**WHAT IS BEING ASKED**
Work through the data line by line, gathering every line that has the word "triangle".

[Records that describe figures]
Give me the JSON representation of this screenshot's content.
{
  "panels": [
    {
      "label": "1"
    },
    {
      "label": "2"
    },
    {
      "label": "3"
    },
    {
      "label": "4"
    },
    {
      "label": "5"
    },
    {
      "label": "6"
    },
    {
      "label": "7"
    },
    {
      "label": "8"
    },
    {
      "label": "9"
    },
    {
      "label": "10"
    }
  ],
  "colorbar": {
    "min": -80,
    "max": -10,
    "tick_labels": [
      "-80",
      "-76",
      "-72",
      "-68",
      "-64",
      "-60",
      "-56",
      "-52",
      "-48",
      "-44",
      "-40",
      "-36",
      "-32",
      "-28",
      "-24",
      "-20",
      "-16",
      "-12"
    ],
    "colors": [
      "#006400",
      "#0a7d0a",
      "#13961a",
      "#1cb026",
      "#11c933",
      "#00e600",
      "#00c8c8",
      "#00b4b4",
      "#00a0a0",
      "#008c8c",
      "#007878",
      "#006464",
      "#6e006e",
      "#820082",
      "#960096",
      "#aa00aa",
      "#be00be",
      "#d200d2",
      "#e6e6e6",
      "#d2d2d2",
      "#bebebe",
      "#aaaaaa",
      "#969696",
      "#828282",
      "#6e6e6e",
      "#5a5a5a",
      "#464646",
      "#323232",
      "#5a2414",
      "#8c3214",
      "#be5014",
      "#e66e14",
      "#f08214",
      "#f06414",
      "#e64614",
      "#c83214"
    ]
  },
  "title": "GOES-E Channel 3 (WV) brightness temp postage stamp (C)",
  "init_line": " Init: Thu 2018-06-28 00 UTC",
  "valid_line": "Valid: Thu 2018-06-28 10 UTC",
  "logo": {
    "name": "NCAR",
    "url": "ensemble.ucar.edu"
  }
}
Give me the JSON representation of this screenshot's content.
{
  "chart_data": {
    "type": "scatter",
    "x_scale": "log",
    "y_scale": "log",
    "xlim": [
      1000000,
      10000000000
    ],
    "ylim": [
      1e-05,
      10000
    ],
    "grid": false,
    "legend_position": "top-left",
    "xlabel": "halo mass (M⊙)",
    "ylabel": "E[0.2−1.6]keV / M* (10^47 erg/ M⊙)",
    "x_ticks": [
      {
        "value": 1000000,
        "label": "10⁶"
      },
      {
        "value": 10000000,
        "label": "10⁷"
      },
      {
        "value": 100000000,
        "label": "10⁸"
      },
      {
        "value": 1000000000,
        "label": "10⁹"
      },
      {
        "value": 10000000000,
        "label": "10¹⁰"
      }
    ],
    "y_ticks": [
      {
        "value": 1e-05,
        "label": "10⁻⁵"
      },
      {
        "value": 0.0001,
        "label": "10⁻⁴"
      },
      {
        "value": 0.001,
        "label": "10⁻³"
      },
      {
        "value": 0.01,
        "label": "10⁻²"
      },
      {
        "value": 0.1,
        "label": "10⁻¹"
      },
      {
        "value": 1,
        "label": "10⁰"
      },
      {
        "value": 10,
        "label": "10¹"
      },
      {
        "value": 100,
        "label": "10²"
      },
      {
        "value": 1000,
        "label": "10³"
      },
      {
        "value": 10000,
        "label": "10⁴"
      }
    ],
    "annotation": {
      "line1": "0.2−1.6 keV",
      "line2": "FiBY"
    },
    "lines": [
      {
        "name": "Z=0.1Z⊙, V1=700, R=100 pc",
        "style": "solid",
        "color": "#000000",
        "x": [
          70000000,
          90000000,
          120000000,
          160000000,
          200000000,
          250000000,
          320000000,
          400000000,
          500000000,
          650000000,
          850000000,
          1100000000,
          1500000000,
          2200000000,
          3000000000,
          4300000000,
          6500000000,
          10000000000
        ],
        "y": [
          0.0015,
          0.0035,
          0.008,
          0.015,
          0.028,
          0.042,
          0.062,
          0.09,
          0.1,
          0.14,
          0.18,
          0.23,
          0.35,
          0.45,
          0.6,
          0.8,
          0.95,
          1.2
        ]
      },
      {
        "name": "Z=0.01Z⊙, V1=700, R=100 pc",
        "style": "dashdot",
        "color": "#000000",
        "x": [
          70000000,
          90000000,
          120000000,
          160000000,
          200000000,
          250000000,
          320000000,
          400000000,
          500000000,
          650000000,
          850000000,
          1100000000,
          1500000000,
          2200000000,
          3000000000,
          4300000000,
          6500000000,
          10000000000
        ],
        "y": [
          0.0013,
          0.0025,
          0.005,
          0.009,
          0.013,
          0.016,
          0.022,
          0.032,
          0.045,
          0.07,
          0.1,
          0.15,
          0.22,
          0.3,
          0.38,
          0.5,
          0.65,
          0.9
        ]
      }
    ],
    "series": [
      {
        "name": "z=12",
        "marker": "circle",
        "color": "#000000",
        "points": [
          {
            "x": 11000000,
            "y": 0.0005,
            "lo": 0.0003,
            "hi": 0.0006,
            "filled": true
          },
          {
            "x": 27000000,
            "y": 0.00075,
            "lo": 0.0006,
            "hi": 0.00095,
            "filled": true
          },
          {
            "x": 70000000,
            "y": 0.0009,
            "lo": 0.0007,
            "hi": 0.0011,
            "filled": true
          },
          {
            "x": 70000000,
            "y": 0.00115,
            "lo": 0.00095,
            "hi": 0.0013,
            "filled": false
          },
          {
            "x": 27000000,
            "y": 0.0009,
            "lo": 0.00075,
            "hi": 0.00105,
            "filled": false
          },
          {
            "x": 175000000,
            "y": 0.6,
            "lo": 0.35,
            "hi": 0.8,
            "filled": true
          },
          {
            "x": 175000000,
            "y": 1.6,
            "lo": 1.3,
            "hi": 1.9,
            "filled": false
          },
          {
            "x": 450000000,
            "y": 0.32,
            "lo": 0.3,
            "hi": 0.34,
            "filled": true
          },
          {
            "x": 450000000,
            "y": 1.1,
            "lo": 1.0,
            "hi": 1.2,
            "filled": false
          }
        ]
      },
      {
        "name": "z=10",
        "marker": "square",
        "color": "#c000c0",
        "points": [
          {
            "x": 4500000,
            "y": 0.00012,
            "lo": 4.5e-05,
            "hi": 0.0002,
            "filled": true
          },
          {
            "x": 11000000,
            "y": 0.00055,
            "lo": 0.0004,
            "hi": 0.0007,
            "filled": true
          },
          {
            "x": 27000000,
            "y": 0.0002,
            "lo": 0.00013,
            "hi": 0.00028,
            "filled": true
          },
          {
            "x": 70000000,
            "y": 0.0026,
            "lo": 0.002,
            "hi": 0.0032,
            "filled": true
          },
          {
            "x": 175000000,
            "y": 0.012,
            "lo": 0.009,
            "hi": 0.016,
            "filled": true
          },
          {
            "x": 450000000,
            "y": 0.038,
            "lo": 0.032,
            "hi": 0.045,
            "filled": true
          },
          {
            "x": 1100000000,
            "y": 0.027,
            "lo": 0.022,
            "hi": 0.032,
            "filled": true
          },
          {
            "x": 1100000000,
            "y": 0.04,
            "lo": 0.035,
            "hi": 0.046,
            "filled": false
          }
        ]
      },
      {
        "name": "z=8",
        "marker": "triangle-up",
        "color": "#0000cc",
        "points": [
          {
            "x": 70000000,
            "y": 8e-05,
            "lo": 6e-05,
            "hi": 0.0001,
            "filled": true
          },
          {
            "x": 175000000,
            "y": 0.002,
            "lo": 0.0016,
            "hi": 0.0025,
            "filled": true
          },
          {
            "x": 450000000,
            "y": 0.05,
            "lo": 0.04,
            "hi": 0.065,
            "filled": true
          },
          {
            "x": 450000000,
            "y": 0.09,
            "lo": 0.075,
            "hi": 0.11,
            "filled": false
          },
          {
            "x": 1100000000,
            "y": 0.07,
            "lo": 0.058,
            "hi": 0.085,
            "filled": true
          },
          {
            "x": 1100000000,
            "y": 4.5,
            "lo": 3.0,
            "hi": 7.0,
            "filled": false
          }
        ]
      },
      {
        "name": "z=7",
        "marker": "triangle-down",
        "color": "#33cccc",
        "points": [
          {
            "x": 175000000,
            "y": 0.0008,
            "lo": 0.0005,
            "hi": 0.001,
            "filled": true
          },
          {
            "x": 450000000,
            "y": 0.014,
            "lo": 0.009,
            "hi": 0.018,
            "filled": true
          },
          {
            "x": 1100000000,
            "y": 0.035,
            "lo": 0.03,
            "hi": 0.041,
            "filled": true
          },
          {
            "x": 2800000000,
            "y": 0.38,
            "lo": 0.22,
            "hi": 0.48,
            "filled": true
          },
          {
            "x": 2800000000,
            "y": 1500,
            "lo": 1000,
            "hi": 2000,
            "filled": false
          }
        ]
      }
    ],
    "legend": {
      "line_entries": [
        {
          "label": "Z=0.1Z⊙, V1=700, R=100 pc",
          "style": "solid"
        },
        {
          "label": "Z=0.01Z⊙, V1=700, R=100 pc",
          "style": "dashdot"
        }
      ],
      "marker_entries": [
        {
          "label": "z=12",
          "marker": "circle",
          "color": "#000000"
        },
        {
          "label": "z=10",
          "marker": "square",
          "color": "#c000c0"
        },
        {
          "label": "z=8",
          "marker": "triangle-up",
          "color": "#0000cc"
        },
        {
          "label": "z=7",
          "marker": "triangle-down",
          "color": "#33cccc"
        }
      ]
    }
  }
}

**THE OUTPUT**
        "marker": "triangle-up",
        "marker": "triangle-down",
          "marker": "triangle-up",
          "marker": "triangle-down",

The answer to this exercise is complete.